TASK MATERIAL —
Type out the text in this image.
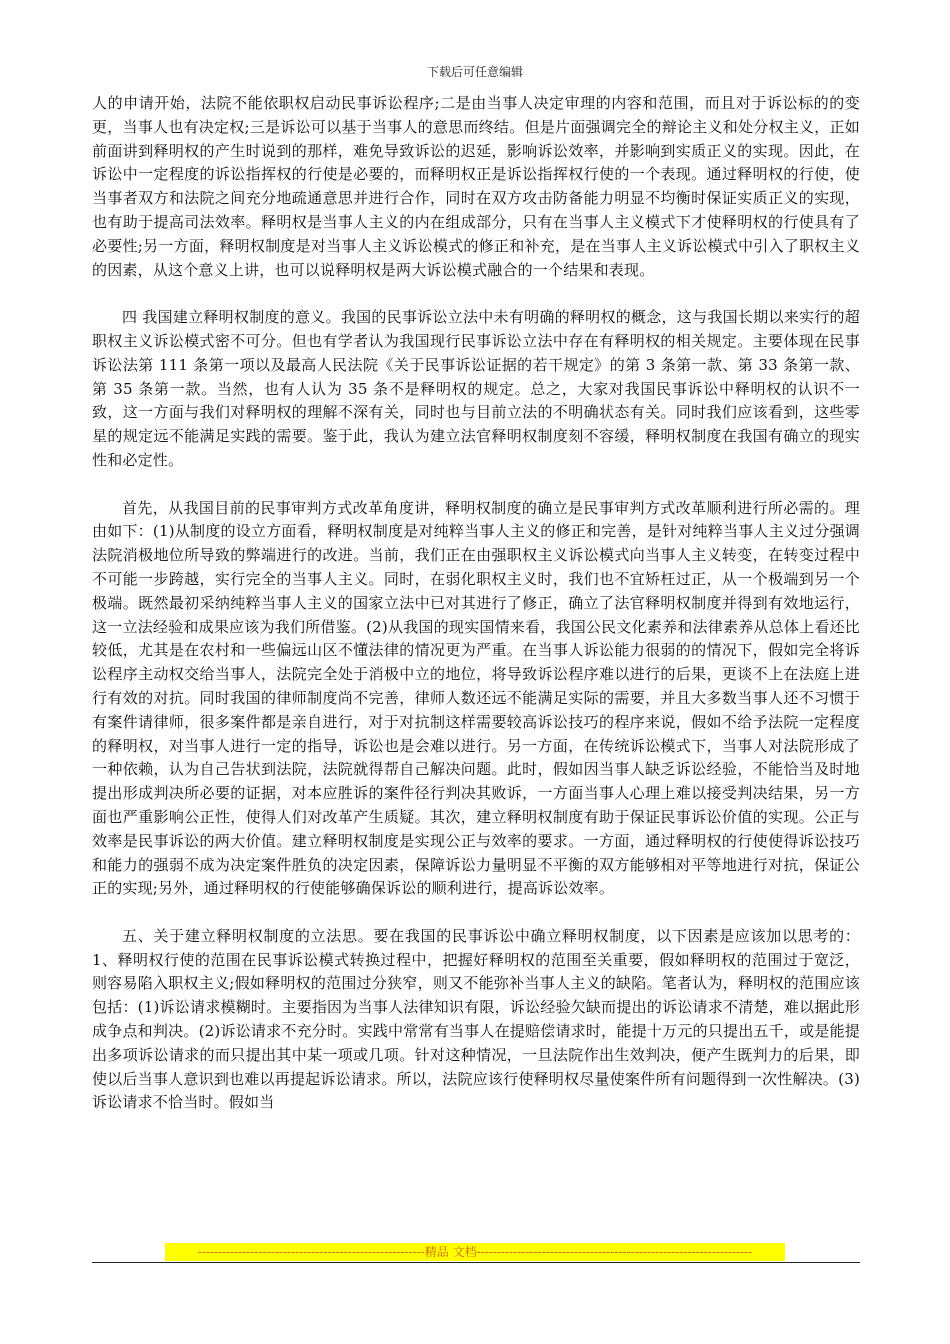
下载后可任意编辑

人的申请开始，法院不能依职权启动民事诉讼程序;二是由当事人决定审理的内容和范围，而且对于诉讼标的的变更，当事人也有决定权;三是诉讼可以基于当事人的意思而终结。但是片面强调完全的辩论主义和处分权主义，正如前面讲到释明权的产生时说到的那样，难免导致诉讼的迟延，影响诉讼效率，并影响到实质正义的实现。因此，在诉讼中一定程度的诉讼指挥权的行使是必要的，而释明权正是诉讼指挥权行使的一个表现。通过释明权的行使，使当事者双方和法院之间充分地疏通意思并进行合作，同时在双方攻击防备能力明显不均衡时保证实质正义的实现，也有助于提高司法效率。释明权是当事人主义的内在组成部分，只有在当事人主义模式下才使释明权的行使具有了必要性;另一方面，释明权制度是对当事人主义诉讼模式的修正和补充，是在当事人主义诉讼模式中引入了职权主义的因素，从这个意义上讲，也可以说释明权是两大诉讼模式融合的一个结果和表现。

四 我国建立释明权制度的意义。我国的民事诉讼立法中未有明确的释明权的概念，这与我国长期以来实行的超职权主义诉讼模式密不可分。但也有学者认为我国现行民事诉讼立法中存在有释明权的相关规定。主要体现在民事诉讼法第 111 条第一项以及最高人民法院《关于民事诉讼证据的若干规定》的第 3 条第一款、第 33 条第一款、第 35 条第一款。当然，也有人认为 35 条不是释明权的规定。总之，大家对我国民事诉讼中释明权的认识不一致，这一方面与我们对释明权的理解不深有关，同时也与目前立法的不明确状态有关。同时我们应该看到，这些零星的规定远不能满足实践的需要。鉴于此，我认为建立法官释明权制度刻不容缓，释明权制度在我国有确立的现实性和必定性。

首先，从我国目前的民事审判方式改革角度讲，释明权制度的确立是民事审判方式改革顺利进行所必需的。理由如下：(1)从制度的设立方面看，释明权制度是对纯粹当事人主义的修正和完善，是针对纯粹当事人主义过分强调法院消极地位所导致的弊端进行的改进。当前，我们正在由强职权主义诉讼模式向当事人主义转变，在转变过程中不可能一步跨越，实行完全的当事人主义。同时，在弱化职权主义时，我们也不宜矫枉过正，从一个极端到另一个极端。既然最初采纳纯粹当事人主义的国家立法中已对其进行了修正，确立了法官释明权制度并得到有效地运行，这一立法经验和成果应该为我们所借鉴。(2)从我国的现实国情来看，我国公民文化素养和法律素养从总体上看还比较低，尤其是在农村和一些偏远山区不懂法律的情况更为严重。在当事人诉讼能力很弱的的情况下，假如完全将诉讼程序主动权交给当事人，法院完全处于消极中立的地位，将导致诉讼程序难以进行的后果，更谈不上在法庭上进行有效的对抗。同时我国的律师制度尚不完善，律师人数还远不能满足实际的需要，并且大多数当事人还不习惯于有案件请律师，很多案件都是亲自进行，对于对抗制这样需要较高诉讼技巧的程序来说，假如不给予法院一定程度的释明权，对当事人进行一定的指导，诉讼也是会难以进行。另一方面，在传统诉讼模式下，当事人对法院形成了一种依赖，认为自己告状到法院，法院就得帮自己解决问题。此时，假如因当事人缺乏诉讼经验，不能恰当及时地提出形成判决所必要的证据，对本应胜诉的案件径行判决其败诉，一方面当事人心理上难以接受判决结果，另一方面也严重影响公正性，使得人们对改革产生质疑。其次，建立释明权制度有助于保证民事诉讼价值的实现。公正与效率是民事诉讼的两大价值。建立释明权制度是实现公正与效率的要求。一方面，通过释明权的行使使得诉讼技巧和能力的强弱不成为决定案件胜负的决定因素，保障诉讼力量明显不平衡的双方能够相对平等地进行对抗，保证公正的实现;另外，通过释明权的行使能够确保诉讼的顺利进行，提高诉讼效率。

五、关于建立释明权制度的立法思。要在我国的民事诉讼中确立释明权制度，以下因素是应该加以思考的：1、释明权行使的范围在民事诉讼模式转换过程中，把握好释明权的范围至关重要，假如释明权的范围过于宽泛，则容易陷入职权主义;假如释明权的范围过分狭窄，则又不能弥补当事人主义的缺陷。笔者认为，释明权的范围应该包括：(1)诉讼请求模糊时。主要指因为当事人法律知识有限，诉讼经验欠缺而提出的诉讼请求不清楚，难以据此形成争点和判决。(2)诉讼请求不充分时。实践中常常有当事人在提赔偿请求时，能提十万元的只提出五千，或是能提出多项诉讼请求的而只提出其中某一项或几项。针对这种情况，一旦法院作出生效判决，便产生既判力的后果，即使以后当事人意识到也难以再提起诉讼请求。所以，法院应该行使释明权尽量使案件所有问题得到一次性解决。(3)诉讼请求不恰当时。假如当

--------------------------------------------------------精品 文档--------------------------------------------------------------------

WORK TO COMPLETE — Retype all the records shown above, character for character. Omit every picture.

TASK OUTPUT —
Type out the text in this image.
下载后可任意编辑

人的申请开始，法院不能依职权启动民事诉讼程序;二是由当事人决定审理的内容和范围，而且对于诉讼标的的变更，当事人也有决定权;三是诉讼可以基于当事人的意思而终结。但是片面强调完全的辩论主义和处分权主义，正如前面讲到释明权的产生时说到的那样，难免导致诉讼的迟延，影响诉讼效率，并影响到实质正义的实现。因此，在诉讼中一定程度的诉讼指挥权的行使是必要的，而释明权正是诉讼指挥权行使的一个表现。通过释明权的行使，使当事者双方和法院之间充分地疏通意思并进行合作，同时在双方攻击防备能力明显不均衡时保证实质正义的实现，也有助于提高司法效率。释明权是当事人主义的内在组成部分，只有在当事人主义模式下才使释明权的行使具有了必要性;另一方面，释明权制度是对当事人主义诉讼模式的修正和补充，是在当事人主义诉讼模式中引入了职权主义的因素，从这个意义上讲，也可以说释明权是两大诉讼模式融合的一个结果和表现。

四 我国建立释明权制度的意义。我国的民事诉讼立法中未有明确的释明权的概念，这与我国长期以来实行的超职权主义诉讼模式密不可分。但也有学者认为我国现行民事诉讼立法中存在有释明权的相关规定。主要体现在民事诉讼法第 111 条第一项以及最高人民法院《关于民事诉讼证据的若干规定》的第 3 条第一款、第 33 条第一款、第 35 条第一款。当然，也有人认为 35 条不是释明权的规定。总之，大家对我国民事诉讼中释明权的认识不一致，这一方面与我们对释明权的理解不深有关，同时也与目前立法的不明确状态有关。同时我们应该看到，这些零星的规定远不能满足实践的需要。鉴于此，我认为建立法官释明权制度刻不容缓，释明权制度在我国有确立的现实性和必定性。

首先，从我国目前的民事审判方式改革角度讲，释明权制度的确立是民事审判方式改革顺利进行所必需的。理由如下：(1)从制度的设立方面看，释明权制度是对纯粹当事人主义的修正和完善，是针对纯粹当事人主义过分强调法院消极地位所导致的弊端进行的改进。当前，我们正在由强职权主义诉讼模式向当事人主义转变，在转变过程中不可能一步跨越，实行完全的当事人主义。同时，在弱化职权主义时，我们也不宜矫枉过正，从一个极端到另一个极端。既然最初采纳纯粹当事人主义的国家立法中已对其进行了修正，确立了法官释明权制度并得到有效地运行，这一立法经验和成果应该为我们所借鉴。(2)从我国的现实国情来看，我国公民文化素养和法律素养从总体上看还比较低，尤其是在农村和一些偏远山区不懂法律的情况更为严重。在当事人诉讼能力很弱的的情况下，假如完全将诉讼程序主动权交给当事人，法院完全处于消极中立的地位，将导致诉讼程序难以进行的后果，更谈不上在法庭上进行有效的对抗。同时我国的律师制度尚不完善，律师人数还远不能满足实际的需要，并且大多数当事人还不习惯于有案件请律师，很多案件都是亲自进行，对于对抗制这样需要较高诉讼技巧的程序来说，假如不给予法院一定程度的释明权，对当事人进行一定的指导，诉讼也是会难以进行。另一方面，在传统诉讼模式下，当事人对法院形成了一种依赖，认为自己告状到法院，法院就得帮自己解决问题。此时，假如因当事人缺乏诉讼经验，不能恰当及时地提出形成判决所必要的证据，对本应胜诉的案件径行判决其败诉，一方面当事人心理上难以接受判决结果，另一方面也严重影响公正性，使得人们对改革产生质疑。其次，建立释明权制度有助于保证民事诉讼价值的实现。公正与效率是民事诉讼的两大价值。建立释明权制度是实现公正与效率的要求。一方面，通过释明权的行使使得诉讼技巧和能力的强弱不成为决定案件胜负的决定因素，保障诉讼力量明显不平衡的双方能够相对平等地进行对抗，保证公正的实现;另外，通过释明权的行使能够确保诉讼的顺利进行，提高诉讼效率。

五、关于建立释明权制度的立法思。要在我国的民事诉讼中确立释明权制度，以下因素是应该加以思考的：1、释明权行使的范围在民事诉讼模式转换过程中，把握好释明权的范围至关重要，假如释明权的范围过于宽泛，则容易陷入职权主义;假如释明权的范围过分狭窄，则又不能弥补当事人主义的缺陷。笔者认为，释明权的范围应该包括：(1)诉讼请求模糊时。主要指因为当事人法律知识有限，诉讼经验欠缺而提出的诉讼请求不清楚，难以据此形成争点和判决。(2)诉讼请求不充分时。实践中常常有当事人在提赔偿请求时，能提十万元的只提出五千，或是能提出多项诉讼请求的而只提出其中某一项或几项。针对这种情况，一旦法院作出生效判决，便产生既判力的后果，即使以后当事人意识到也难以再提起诉讼请求。所以，法院应该行使释明权尽量使案件所有问题得到一次性解决。(3)诉讼请求不恰当时。假如当

--------------------------------------------------------精品 文档--------------------------------------------------------------------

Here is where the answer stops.